Als startopdracht voor Nederlands ga je drie dingen doen:
1. De planning doorlezen en in je eigen agenda zetten.
2. Een account maken in Blink.
3. Een leesboek uitzoeken.
Planning doorlezen en in je eigen agenda zetten
In het menu hiernaast zie je het kopje planning. Hierin heb ik een voorbeeldplanning voor je gemaakt en in het oranje zie je de dealines staan. Lees alles op deze pagina goed door en neem de planning over in je eigen agenda.
2. Vraag HGD om je Direct Code. Het is handig als je even langsloopt, want je code is maar 1 uur geldig. Je moet hem dus gelijk gebruiken.
3. Vul je Direct Code in op bovengenoemde website en maak een wachtwoord aan. Onthoud je Direct Code en wachtwoord goed, want hiermee log je steeds weer in.
4. Maak een knop op het startscherm van je iPad waarmee je snel naar Blink toe kunt gaan.
NB. Pas als jij een keer bent ingelogd, kan ik het werk aan jou koppelen. Je ziet dus eerst even geen werk klaarstaan in Blink. Ik werk dit elke dag bij.
Een leesboek uitzoeken
Lees 'Hoe kies ik een boek' onder 'Boeken lezen' in de quest. Snuffel rond op deze websites, maak een test en kies een boek. Geef je boek tijdens de blox door aan HGD.
Planning
Planning 4V periode 1
Het vak Nederlands bestaat uit lezen, schrijven en spreken. Je gaat met al deze vaardigheden aan de slag.
We werken deze periode voornamelijk in de online methode Blink. Je kunt inloggen met een inlogcode, deze krijg je in de eerste week van mij.
Als eindopdracht presenteer je een poster en je levert een mindmap in.

————

• [Doelen]:
1: Druk uit de tekst over de startopdracht het stuk van "2. Een account" tot en met "elke dag bij." woord voor woord af.
2: Welke drie dingen moet je volgens de tekst over de startopdracht voor Nederlands doen? Noem ze allemaal.

(Rijen uit een lay-outdataset)
————

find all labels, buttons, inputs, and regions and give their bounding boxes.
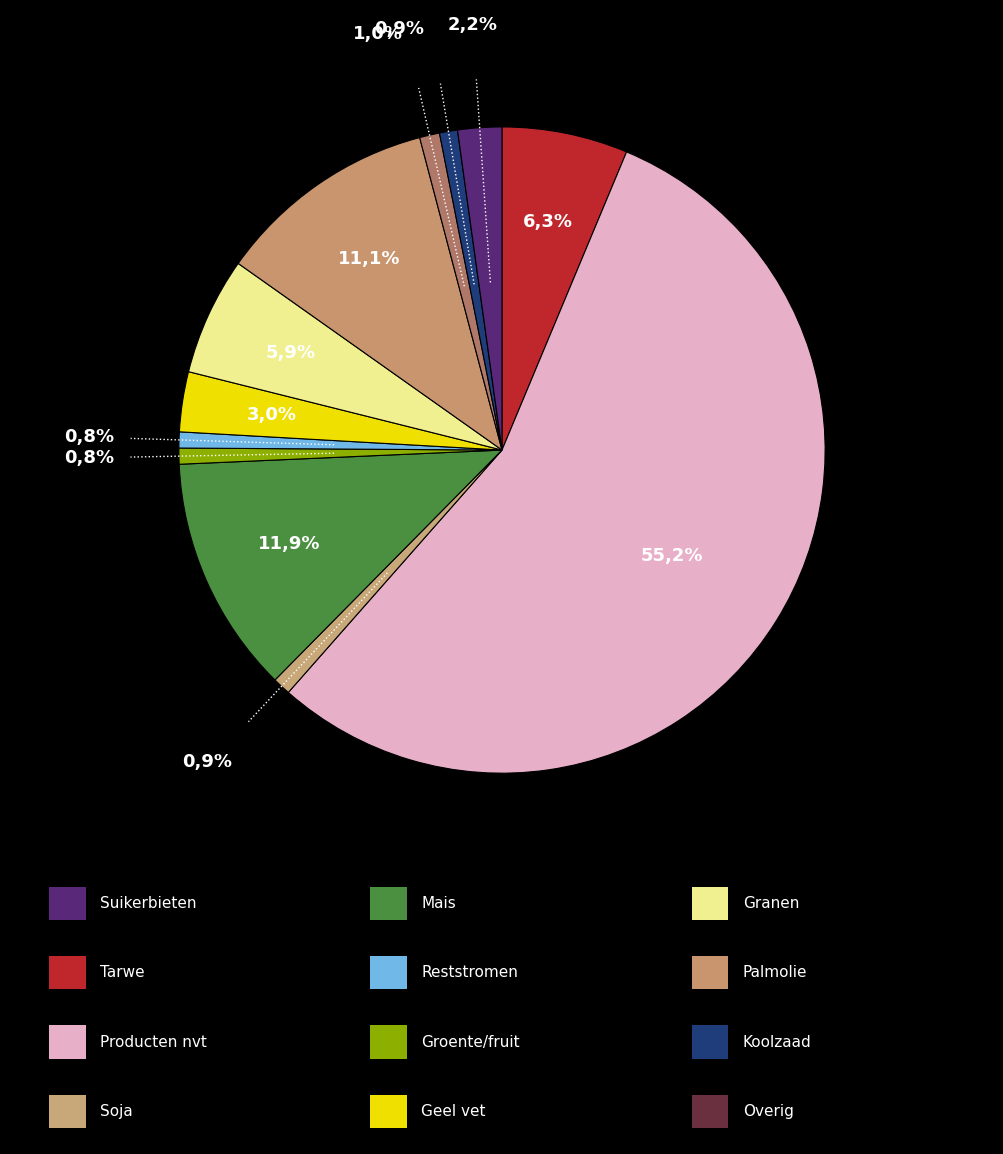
Text: Groente/fruit: Groente/fruit [421, 1035, 520, 1049]
Text: 11,9%: 11,9% [258, 535, 320, 554]
Text: Geel vet: Geel vet [421, 1104, 485, 1118]
Bar [691, 1026, 727, 1058]
Text: 6,3%: 6,3% [523, 213, 572, 231]
Bar [370, 887, 406, 920]
Text: 55,2%: 55,2% [640, 547, 702, 565]
Bar [691, 887, 727, 920]
Text: 2,2%: 2,2% [447, 15, 497, 33]
Text: 3,0%: 3,0% [247, 406, 297, 425]
Text: 0,8%: 0,8% [64, 428, 114, 445]
Text: Mais: Mais [421, 897, 455, 911]
Text: 1,0%: 1,0% [352, 25, 402, 44]
Text: Palmolie: Palmolie [742, 966, 806, 980]
Bar [49, 887, 85, 920]
Bar [691, 1095, 727, 1127]
Bar [49, 1026, 85, 1058]
Text: Koolzaad: Koolzaad [742, 1035, 810, 1049]
Wedge shape [457, 127, 502, 450]
Text: 0,8%: 0,8% [64, 449, 114, 467]
Bar [691, 957, 727, 989]
Bar [370, 1095, 406, 1127]
Wedge shape [189, 263, 502, 450]
Bar [370, 1026, 406, 1058]
Wedge shape [502, 127, 626, 450]
Wedge shape [179, 450, 502, 680]
Wedge shape [288, 152, 824, 773]
Text: 0,9%: 0,9% [374, 21, 424, 38]
Wedge shape [439, 130, 502, 450]
Bar [49, 1095, 85, 1127]
Text: Producten nvt: Producten nvt [100, 1035, 207, 1049]
Text: Tarwe: Tarwe [100, 966, 144, 980]
Text: Suikerbieten: Suikerbieten [100, 897, 197, 911]
Wedge shape [179, 432, 502, 450]
Wedge shape [238, 137, 502, 450]
Text: 11,1%: 11,1% [338, 250, 400, 268]
Wedge shape [275, 450, 502, 692]
Wedge shape [179, 448, 502, 464]
Bar [49, 957, 85, 989]
Text: 5,9%: 5,9% [266, 344, 315, 362]
Wedge shape [180, 372, 502, 450]
Bar [370, 957, 406, 989]
Text: Reststromen: Reststromen [421, 966, 518, 980]
Text: Granen: Granen [742, 897, 798, 911]
Text: Soja: Soja [100, 1104, 132, 1118]
Text: 0,9%: 0,9% [183, 752, 232, 771]
Text: Overig: Overig [742, 1104, 792, 1118]
Wedge shape [419, 133, 502, 450]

————

• [Uitgewerkte antwoorden]:
1:
2. Een account maken in Blink.
3. Een leesboek uitzoeken.
Planning doorlezen en in je eigen agenda zetten
In het menu hiernaast zie je het kopje planning. Hierin heb ik een voorbeeldplanning voor je gemaakt en in het oranje zie je de dealines staan. Lees alles op deze pagina goed door en neem de planning over in je eigen agenda.
2. Vraag HGD om je Direct Code. Het is handig als je even langsloopt, want je code is maar 1 uur geldig. Je moet hem dus gelijk gebruiken.
3. Vul je Direct Code in op bovengenoemde website en maak een wachtwoord aan. Onthoud je Direct Code en wachtwoord goed, want hiermee log je steeds weer in.
4. Maak een knop op het startscherm van je iPad waarmee je snel naar Blink toe kunt gaan.
NB. Pas als jij een keer bent ingelogd, kan ik het werk aan jou koppelen. Je ziet dus eerst even geen werk klaarstaan in Blink. Ik werk dit elke dag bij.

2:
1. De planning doorlezen en in je eigen agenda zetten.
2. Een account maken in Blink.
3. Een leesboek uitzoeken.